Dataset rows
· · · ·
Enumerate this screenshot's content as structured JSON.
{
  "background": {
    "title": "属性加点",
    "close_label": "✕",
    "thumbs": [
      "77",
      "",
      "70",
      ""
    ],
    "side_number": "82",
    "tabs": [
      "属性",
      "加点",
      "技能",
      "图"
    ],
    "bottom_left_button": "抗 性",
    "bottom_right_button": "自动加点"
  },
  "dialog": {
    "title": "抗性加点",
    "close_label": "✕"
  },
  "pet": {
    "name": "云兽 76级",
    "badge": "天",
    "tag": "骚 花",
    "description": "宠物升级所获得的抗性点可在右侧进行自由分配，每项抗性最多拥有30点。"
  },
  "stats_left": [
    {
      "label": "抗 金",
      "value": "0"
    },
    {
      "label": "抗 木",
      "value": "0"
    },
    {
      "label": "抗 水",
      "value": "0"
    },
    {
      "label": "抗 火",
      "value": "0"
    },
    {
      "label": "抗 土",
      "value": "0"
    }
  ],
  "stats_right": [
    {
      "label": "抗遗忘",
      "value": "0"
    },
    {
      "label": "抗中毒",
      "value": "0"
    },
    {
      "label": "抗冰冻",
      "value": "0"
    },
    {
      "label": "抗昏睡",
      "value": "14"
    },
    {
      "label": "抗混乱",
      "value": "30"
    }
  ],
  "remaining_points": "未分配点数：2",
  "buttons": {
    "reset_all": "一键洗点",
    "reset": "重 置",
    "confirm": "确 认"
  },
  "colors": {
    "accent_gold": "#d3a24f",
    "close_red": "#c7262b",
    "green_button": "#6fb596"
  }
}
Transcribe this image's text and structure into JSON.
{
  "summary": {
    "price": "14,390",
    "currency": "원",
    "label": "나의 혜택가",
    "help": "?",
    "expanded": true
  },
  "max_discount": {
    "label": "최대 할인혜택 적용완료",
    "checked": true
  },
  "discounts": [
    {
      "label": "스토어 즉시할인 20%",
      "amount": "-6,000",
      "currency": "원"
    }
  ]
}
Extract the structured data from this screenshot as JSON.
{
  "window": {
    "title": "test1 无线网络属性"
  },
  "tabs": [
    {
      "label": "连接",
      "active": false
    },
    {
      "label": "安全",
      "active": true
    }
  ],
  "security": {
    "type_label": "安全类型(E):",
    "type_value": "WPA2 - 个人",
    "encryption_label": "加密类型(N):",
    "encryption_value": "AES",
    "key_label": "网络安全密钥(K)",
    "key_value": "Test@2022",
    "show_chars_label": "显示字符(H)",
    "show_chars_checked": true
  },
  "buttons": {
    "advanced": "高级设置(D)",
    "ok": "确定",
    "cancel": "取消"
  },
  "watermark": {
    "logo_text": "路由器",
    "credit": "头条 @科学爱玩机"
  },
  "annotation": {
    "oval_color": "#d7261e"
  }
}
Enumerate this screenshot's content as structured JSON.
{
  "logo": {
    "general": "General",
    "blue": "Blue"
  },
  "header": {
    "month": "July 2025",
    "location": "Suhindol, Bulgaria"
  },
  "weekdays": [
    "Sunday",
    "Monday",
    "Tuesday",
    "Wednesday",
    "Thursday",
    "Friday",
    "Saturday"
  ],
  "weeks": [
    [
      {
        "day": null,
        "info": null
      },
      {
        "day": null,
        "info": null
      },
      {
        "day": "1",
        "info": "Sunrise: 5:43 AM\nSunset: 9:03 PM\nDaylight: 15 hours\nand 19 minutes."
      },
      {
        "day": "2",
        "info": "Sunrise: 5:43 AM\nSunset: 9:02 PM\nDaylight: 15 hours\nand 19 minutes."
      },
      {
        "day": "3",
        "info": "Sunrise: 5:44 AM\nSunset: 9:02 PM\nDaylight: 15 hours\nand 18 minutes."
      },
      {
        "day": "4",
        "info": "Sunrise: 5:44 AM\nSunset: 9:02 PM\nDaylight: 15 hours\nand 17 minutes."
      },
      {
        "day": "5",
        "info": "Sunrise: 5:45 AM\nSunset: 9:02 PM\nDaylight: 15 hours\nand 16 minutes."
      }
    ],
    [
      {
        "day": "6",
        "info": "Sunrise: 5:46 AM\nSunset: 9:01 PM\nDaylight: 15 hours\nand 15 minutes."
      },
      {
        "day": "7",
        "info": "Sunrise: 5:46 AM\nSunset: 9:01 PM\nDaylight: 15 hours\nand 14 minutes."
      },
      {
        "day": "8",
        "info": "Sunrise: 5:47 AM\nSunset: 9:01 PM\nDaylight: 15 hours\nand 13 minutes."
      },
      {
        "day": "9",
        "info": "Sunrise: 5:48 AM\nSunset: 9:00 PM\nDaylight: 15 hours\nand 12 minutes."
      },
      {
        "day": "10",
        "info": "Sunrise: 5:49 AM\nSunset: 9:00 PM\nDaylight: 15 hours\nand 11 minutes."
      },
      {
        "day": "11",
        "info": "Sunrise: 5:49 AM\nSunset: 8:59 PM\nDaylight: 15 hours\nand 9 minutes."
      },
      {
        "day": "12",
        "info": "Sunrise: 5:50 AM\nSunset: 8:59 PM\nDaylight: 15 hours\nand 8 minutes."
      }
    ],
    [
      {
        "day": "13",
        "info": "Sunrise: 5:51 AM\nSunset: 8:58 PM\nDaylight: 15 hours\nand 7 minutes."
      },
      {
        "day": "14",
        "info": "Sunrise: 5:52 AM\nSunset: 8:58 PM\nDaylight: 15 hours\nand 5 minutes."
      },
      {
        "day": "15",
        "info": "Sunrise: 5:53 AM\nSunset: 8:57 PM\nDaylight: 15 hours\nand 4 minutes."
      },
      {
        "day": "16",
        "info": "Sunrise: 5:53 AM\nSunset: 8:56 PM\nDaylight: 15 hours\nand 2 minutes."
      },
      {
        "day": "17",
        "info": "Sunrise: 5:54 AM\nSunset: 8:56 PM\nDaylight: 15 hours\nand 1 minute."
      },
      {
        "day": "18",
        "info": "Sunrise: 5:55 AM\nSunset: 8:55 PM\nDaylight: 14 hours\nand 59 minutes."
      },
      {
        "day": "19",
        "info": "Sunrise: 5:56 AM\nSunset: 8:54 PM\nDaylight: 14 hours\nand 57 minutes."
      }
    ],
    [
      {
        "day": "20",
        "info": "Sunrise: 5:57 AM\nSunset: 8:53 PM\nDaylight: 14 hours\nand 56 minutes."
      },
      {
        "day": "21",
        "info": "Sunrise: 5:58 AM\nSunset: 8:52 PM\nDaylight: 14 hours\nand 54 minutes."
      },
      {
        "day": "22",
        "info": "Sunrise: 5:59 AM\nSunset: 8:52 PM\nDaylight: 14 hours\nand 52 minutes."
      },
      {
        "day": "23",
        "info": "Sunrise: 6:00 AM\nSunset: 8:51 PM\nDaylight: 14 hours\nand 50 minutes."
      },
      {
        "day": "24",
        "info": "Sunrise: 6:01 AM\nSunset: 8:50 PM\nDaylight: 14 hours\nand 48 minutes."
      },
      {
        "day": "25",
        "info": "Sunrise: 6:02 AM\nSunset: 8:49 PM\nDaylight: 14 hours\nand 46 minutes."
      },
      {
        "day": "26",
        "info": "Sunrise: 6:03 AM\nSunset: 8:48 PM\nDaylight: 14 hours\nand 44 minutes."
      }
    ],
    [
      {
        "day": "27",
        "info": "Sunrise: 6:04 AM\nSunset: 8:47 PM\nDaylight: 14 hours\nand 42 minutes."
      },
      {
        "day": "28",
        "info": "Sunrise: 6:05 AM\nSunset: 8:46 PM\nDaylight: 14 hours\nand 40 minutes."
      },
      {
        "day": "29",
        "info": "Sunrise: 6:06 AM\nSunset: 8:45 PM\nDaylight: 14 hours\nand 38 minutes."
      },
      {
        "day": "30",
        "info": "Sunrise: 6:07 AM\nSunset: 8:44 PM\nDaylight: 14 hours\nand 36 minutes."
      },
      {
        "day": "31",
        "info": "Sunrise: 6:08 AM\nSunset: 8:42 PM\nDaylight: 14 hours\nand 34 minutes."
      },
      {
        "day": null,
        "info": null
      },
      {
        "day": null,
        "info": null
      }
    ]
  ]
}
· · · ·
* **Written request**: Identify and copy the lines holding the word "title".

* **Exercise response**:
    "title": "属性加点",
    "title": "抗性加点",
    "title": "test1 无线网络属性"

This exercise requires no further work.